◆ Records for this task
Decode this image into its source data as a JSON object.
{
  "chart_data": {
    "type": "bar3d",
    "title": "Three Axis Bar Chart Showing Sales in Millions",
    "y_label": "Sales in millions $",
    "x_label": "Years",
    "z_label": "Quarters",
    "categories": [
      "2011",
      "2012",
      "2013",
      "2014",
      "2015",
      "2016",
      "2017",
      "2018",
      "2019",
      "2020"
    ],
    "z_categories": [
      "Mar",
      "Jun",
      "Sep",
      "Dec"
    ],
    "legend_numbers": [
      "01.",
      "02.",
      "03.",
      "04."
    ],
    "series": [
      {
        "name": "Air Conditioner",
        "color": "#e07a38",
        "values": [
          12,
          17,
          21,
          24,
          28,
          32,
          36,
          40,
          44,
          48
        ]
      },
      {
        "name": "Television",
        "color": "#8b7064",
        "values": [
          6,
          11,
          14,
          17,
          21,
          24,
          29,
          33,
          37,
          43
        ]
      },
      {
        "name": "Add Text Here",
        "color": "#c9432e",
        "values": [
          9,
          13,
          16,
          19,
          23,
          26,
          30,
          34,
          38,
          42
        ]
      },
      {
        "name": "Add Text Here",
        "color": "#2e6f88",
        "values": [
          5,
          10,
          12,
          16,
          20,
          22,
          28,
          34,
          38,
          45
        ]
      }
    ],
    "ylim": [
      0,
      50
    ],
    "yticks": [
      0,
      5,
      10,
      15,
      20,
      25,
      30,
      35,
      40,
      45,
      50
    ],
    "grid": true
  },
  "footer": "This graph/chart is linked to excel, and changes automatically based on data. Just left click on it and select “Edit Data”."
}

◆ Exercise
Find "name". Copy every line it occurs in.

◆ Task solution
        "name": "Air Conditioner",
        "name": "Television",
        "name": "Add Text Here",
        "name": "Add Text Here",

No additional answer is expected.